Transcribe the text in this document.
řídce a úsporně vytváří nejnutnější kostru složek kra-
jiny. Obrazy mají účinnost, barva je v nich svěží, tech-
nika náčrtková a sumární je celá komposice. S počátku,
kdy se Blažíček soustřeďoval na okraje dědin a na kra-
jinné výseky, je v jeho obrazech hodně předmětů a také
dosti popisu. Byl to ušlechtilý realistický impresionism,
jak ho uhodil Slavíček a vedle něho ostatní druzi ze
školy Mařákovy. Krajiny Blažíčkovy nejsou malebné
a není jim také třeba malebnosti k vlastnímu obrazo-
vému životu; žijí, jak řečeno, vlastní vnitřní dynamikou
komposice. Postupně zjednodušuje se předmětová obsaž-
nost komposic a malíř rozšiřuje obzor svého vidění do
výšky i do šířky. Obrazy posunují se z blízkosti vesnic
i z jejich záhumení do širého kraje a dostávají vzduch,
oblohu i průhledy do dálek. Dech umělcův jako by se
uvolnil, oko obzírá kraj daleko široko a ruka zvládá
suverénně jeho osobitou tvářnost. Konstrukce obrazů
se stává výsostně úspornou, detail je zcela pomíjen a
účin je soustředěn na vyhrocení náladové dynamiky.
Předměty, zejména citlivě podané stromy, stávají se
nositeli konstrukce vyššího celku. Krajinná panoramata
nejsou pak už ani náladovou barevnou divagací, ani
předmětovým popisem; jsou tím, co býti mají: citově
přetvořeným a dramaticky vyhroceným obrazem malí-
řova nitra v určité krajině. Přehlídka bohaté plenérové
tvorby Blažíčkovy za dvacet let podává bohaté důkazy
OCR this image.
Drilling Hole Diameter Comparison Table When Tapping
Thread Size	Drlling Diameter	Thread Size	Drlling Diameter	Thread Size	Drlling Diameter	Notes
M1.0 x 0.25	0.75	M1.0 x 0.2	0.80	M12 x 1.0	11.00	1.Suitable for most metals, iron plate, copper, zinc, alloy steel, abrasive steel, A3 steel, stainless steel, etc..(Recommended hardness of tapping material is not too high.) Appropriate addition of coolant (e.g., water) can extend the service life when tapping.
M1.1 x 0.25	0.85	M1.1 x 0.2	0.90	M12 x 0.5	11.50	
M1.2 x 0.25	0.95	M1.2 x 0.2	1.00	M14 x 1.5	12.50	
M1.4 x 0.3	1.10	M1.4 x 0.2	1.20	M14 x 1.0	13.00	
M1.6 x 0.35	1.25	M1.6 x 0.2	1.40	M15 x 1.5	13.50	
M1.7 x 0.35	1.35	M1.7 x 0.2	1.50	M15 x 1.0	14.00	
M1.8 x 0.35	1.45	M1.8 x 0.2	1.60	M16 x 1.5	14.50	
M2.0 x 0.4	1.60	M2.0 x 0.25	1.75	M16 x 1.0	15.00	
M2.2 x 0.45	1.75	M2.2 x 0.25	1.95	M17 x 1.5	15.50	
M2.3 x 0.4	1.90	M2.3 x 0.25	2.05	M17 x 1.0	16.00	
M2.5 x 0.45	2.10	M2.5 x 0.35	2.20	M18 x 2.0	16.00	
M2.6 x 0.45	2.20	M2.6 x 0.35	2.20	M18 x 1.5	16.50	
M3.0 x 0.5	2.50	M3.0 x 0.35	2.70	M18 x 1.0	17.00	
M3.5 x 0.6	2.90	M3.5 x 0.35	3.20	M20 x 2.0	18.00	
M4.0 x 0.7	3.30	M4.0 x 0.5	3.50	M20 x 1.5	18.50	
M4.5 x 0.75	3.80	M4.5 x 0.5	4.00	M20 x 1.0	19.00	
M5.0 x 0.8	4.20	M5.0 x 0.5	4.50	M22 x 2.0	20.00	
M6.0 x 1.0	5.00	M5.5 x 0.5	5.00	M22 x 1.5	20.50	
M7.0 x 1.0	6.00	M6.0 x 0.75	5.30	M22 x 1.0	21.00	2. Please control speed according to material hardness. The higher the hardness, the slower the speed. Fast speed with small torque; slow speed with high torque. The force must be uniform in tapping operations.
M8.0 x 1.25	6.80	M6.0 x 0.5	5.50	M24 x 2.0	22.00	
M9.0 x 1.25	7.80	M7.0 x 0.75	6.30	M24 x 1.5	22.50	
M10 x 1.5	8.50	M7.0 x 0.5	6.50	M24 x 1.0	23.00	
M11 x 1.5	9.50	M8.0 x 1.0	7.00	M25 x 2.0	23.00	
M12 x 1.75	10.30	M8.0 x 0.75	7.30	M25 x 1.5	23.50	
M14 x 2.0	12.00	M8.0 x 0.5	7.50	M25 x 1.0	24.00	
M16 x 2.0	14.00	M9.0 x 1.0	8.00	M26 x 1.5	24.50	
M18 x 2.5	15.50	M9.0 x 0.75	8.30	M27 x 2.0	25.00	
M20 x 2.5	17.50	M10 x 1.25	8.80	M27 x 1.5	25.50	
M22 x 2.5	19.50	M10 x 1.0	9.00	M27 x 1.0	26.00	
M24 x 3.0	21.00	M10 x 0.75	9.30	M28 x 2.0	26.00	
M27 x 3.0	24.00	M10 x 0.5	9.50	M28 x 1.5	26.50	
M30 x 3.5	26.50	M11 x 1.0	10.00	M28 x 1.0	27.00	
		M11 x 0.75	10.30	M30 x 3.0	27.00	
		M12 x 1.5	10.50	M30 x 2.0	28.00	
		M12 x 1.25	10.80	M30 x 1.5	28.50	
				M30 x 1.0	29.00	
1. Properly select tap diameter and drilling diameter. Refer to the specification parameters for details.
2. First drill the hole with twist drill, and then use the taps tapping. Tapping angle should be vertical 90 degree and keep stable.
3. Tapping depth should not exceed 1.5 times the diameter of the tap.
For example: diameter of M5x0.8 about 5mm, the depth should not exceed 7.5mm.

----

WRITTEN REQUEST: Copy out the material word for word and line for line.

THE ANSWER:
Transcribe the text in this document.
řídce a úsporně vytváří nejnutnější kostru složek kra-
jiny. Obrazy mají účinnost, barva je v nich svěží, tech-
nika náčrtková a sumární je celá komposice. S počátku,
kdy se Blažíček soustřeďoval na okraje dědin a na kra-
jinné výseky, je v jeho obrazech hodně předmětů a také
dosti popisu. Byl to ušlechtilý realistický impresionism,
jak ho uhodil Slavíček a vedle něho ostatní druzi ze
školy Mařákovy. Krajiny Blažíčkovy nejsou malebné
a není jim také třeba malebnosti k vlastnímu obrazo-
vému životu; žijí, jak řečeno, vlastní vnitřní dynamikou
komposice. Postupně zjednodušuje se předmětová obsaž-
nost komposic a malíř rozšiřuje obzor svého vidění do
výšky i do šířky. Obrazy posunují se z blízkosti vesnic
i z jejich záhumení do širého kraje a dostávají vzduch,
oblohu i průhledy do dálek. Dech umělcův jako by se
uvolnil, oko obzírá kraj daleko široko a ruka zvládá
suverénně jeho osobitou tvářnost. Konstrukce obrazů
se stává výsostně úspornou, detail je zcela pomíjen a
účin je soustředěn na vyhrocení náladové dynamiky.
Předměty, zejména citlivě podané stromy, stávají se
nositeli konstrukce vyššího celku. Krajinná panoramata
nejsou pak už ani náladovou barevnou divagací, ani
předmětovým popisem; jsou tím, co býti mají: citově
přetvořeným a dramaticky vyhroceným obrazem malí-
řova nitra v určité krajině. Přehlídka bohaté plenérové
tvorby Blažíčkovy za dvacet let podává bohaté důkazy
OCR this image.
Drilling Hole Diameter Comparison Table When Tapping
Thread Size	Drlling Diameter	Thread Size	Drlling Diameter	Thread Size	Drlling Diameter	Notes
M1.0 x 0.25	0.75	M1.0 x 0.2	0.80	M12 x 1.0	11.00	1.Suitable for most metals, iron plate, copper, zinc, alloy steel, abrasive steel, A3 steel, stainless steel, etc..(Recommended hardness of tapping material is not too high.) Appropriate addition of coolant (e.g., water) can extend the service life when tapping.
M1.1 x 0.25	0.85	M1.1 x 0.2	0.90	M12 x 0.5	11.50	
M1.2 x 0.25	0.95	M1.2 x 0.2	1.00	M14 x 1.5	12.50	
M1.4 x 0.3	1.10	M1.4 x 0.2	1.20	M14 x 1.0	13.00	
M1.6 x 0.35	1.25	M1.6 x 0.2	1.40	M15 x 1.5	13.50	
M1.7 x 0.35	1.35	M1.7 x 0.2	1.50	M15 x 1.0	14.00	
M1.8 x 0.35	1.45	M1.8 x 0.2	1.60	M16 x 1.5	14.50	
M2.0 x 0.4	1.60	M2.0 x 0.25	1.75	M16 x 1.0	15.00	
M2.2 x 0.45	1.75	M2.2 x 0.25	1.95	M17 x 1.5	15.50	
M2.3 x 0.4	1.90	M2.3 x 0.25	2.05	M17 x 1.0	16.00	
M2.5 x 0.45	2.10	M2.5 x 0.35	2.20	M18 x 2.0	16.00	
M2.6 x 0.45	2.20	M2.6 x 0.35	2.20	M18 x 1.5	16.50	
M3.0 x 0.5	2.50	M3.0 x 0.35	2.70	M18 x 1.0	17.00	
M3.5 x 0.6	2.90	M3.5 x 0.35	3.20	M20 x 2.0	18.00	
M4.0 x 0.7	3.30	M4.0 x 0.5	3.50	M20 x 1.5	18.50	
M4.5 x 0.75	3.80	M4.5 x 0.5	4.00	M20 x 1.0	19.00	
M5.0 x 0.8	4.20	M5.0 x 0.5	4.50	M22 x 2.0	20.00	
M6.0 x 1.0	5.00	M5.5 x 0.5	5.00	M22 x 1.5	20.50	
M7.0 x 1.0	6.00	M6.0 x 0.75	5.30	M22 x 1.0	21.00	2. Please control speed according to material hardness. The higher the hardness, the slower the speed. Fast speed with small torque; slow speed with high torque. The force must be uniform in tapping operations.
M8.0 x 1.25	6.80	M6.0 x 0.5	5.50	M24 x 2.0	22.00	
M9.0 x 1.25	7.80	M7.0 x 0.75	6.30	M24 x 1.5	22.50	
M10 x 1.5	8.50	M7.0 x 0.5	6.50	M24 x 1.0	23.00	
M11 x 1.5	9.50	M8.0 x 1.0	7.00	M25 x 2.0	23.00	
M12 x 1.75	10.30	M8.0 x 0.75	7.30	M25 x 1.5	23.50	
M14 x 2.0	12.00	M8.0 x 0.5	7.50	M25 x 1.0	24.00	
M16 x 2.0	14.00	M9.0 x 1.0	8.00	M26 x 1.5	24.50	
M18 x 2.5	15.50	M9.0 x 0.75	8.30	M27 x 2.0	25.00	
M20 x 2.5	17.50	M10 x 1.25	8.80	M27 x 1.5	25.50	
M22 x 2.5	19.50	M10 x 1.0	9.00	M27 x 1.0	26.00	
M24 x 3.0	21.00	M10 x 0.75	9.30	M28 x 2.0	26.00	
M27 x 3.0	24.00	M10 x 0.5	9.50	M28 x 1.5	26.50	
M30 x 3.5	26.50	M11 x 1.0	10.00	M28 x 1.0	27.00	
		M11 x 0.75	10.30	M30 x 3.0	27.00	
		M12 x 1.5	10.50	M30 x 2.0	28.00	
		M12 x 1.25	10.80	M30 x 1.5	28.50	
				M30 x 1.0	29.00	
1. Properly select tap diameter and drilling diameter. Refer to the specification parameters for details.
2. First drill the hole with twist drill, and then use the taps tapping. Tapping angle should be vertical 90 degree and keep stable.
3. Tapping depth should not exceed 1.5 times the diameter of the tap.
For example: diameter of M5x0.8 about 5mm, the depth should not exceed 7.5mm.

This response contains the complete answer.